Goal => Provide nothing beyond the count of lines that include the string "each".

Exercise material =>
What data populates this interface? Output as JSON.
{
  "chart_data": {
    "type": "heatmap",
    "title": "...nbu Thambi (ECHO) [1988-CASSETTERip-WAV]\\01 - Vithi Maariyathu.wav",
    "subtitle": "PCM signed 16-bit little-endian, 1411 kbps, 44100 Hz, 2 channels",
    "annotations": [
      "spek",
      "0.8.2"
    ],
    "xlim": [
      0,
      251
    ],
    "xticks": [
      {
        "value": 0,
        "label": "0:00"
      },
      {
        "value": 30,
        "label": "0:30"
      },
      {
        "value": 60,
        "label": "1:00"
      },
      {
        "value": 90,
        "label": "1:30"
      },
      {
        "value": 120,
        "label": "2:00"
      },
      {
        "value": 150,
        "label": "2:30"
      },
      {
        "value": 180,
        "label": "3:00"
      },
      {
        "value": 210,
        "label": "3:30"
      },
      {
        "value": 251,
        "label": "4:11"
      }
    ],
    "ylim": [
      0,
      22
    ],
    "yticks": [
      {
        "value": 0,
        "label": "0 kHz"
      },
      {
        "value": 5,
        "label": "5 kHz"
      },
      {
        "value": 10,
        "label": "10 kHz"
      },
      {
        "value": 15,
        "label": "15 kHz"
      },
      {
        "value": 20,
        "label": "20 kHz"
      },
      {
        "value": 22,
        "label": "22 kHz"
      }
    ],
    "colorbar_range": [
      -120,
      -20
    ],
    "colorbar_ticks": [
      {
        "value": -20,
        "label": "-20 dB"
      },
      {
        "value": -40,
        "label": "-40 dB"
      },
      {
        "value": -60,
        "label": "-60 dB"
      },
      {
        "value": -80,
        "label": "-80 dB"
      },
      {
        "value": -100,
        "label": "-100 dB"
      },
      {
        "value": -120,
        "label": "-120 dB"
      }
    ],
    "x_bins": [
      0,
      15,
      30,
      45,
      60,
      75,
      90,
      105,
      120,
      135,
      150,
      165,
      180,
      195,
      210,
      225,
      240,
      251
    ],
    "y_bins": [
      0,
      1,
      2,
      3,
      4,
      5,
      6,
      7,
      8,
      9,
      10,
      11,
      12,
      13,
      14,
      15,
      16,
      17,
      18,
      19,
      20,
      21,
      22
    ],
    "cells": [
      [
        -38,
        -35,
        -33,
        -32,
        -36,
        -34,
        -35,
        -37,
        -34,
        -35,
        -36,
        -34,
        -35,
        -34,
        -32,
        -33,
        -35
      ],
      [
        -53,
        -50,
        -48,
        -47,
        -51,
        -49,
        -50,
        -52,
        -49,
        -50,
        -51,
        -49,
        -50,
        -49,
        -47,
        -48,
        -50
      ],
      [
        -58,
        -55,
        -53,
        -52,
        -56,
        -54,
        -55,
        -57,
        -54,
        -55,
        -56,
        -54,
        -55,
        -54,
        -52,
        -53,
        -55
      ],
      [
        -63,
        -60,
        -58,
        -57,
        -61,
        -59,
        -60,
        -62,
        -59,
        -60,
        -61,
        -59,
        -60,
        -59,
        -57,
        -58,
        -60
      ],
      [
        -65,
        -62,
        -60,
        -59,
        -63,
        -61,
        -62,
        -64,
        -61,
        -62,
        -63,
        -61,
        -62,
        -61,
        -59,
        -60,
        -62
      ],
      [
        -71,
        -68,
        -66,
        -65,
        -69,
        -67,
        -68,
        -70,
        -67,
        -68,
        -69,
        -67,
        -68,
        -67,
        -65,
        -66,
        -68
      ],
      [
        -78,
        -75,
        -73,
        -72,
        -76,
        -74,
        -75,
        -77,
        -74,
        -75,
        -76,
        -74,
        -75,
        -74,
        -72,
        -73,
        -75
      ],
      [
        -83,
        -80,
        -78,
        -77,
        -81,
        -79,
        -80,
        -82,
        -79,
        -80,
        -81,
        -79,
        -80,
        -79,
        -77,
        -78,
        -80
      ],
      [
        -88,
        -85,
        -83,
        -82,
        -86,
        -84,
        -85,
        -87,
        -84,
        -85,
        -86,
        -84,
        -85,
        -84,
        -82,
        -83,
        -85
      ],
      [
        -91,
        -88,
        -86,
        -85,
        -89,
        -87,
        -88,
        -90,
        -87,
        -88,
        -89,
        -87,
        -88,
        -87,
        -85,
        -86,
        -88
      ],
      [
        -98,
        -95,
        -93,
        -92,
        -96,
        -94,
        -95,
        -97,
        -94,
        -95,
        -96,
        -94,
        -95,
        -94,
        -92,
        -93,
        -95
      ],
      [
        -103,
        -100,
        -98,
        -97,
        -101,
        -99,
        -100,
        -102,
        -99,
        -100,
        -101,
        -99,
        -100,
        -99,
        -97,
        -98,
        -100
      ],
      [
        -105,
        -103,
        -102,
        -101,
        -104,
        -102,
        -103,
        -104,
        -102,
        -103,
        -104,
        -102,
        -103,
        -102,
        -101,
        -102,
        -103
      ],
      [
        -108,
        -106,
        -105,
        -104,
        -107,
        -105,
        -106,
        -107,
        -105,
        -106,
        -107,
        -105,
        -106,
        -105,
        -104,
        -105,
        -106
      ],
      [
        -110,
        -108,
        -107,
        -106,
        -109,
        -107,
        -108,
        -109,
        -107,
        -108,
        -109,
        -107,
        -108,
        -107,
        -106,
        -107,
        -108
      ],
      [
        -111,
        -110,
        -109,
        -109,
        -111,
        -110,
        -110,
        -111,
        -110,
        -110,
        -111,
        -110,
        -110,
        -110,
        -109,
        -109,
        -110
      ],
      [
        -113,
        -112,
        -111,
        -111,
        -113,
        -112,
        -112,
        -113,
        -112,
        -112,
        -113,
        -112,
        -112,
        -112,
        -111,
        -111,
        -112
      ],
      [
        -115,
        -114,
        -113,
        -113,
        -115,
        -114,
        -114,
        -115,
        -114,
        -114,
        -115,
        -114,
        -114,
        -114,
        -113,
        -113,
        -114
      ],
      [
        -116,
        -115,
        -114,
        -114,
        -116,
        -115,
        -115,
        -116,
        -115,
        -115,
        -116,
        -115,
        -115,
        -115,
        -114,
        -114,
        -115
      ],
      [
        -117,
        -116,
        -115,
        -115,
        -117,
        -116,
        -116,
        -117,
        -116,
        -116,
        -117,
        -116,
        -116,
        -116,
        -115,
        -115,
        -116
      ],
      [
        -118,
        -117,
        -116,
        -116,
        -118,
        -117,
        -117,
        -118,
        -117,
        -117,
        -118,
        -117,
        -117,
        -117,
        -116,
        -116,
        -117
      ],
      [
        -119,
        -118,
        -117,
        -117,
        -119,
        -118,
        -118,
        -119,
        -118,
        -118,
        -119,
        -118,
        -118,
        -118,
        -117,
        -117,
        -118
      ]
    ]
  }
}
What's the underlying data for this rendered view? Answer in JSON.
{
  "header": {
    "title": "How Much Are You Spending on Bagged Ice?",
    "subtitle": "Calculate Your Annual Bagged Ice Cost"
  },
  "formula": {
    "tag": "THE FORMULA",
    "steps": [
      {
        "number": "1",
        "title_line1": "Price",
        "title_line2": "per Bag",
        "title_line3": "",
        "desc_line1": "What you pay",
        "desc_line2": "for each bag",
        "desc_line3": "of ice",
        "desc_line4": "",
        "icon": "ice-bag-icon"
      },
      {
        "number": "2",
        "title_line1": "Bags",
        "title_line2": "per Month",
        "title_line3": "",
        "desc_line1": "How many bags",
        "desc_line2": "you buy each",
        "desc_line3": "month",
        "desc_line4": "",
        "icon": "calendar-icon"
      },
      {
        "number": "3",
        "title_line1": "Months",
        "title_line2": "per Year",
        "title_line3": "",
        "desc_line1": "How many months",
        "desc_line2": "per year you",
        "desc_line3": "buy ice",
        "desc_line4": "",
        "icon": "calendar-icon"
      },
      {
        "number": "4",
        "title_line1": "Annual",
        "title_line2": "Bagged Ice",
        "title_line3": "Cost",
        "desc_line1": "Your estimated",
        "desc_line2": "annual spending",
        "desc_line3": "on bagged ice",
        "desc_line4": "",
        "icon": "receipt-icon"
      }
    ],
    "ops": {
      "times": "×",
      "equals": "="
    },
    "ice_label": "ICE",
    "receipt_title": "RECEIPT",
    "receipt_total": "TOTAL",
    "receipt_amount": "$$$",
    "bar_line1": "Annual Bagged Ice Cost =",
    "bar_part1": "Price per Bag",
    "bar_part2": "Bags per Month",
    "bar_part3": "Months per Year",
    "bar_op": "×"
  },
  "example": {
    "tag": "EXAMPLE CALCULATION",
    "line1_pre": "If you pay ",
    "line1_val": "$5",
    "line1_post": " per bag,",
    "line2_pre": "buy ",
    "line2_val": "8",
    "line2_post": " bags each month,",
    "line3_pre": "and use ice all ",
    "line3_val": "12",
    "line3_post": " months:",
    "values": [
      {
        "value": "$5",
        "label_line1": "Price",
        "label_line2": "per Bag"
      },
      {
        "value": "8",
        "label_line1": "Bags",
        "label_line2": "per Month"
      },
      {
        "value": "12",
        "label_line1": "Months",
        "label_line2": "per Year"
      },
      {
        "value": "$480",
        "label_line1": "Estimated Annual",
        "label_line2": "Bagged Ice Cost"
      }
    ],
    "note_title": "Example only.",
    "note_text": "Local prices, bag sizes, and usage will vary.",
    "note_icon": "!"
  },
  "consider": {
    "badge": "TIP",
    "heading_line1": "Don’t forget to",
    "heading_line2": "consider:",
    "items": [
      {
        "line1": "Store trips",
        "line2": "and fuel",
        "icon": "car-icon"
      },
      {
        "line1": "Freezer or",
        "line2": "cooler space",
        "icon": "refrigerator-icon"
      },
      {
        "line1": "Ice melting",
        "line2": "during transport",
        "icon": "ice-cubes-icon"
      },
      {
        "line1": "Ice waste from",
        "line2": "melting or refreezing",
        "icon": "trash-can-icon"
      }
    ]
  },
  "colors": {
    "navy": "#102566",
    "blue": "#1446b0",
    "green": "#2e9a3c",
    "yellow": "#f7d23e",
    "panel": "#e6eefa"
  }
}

Exercise answer => 3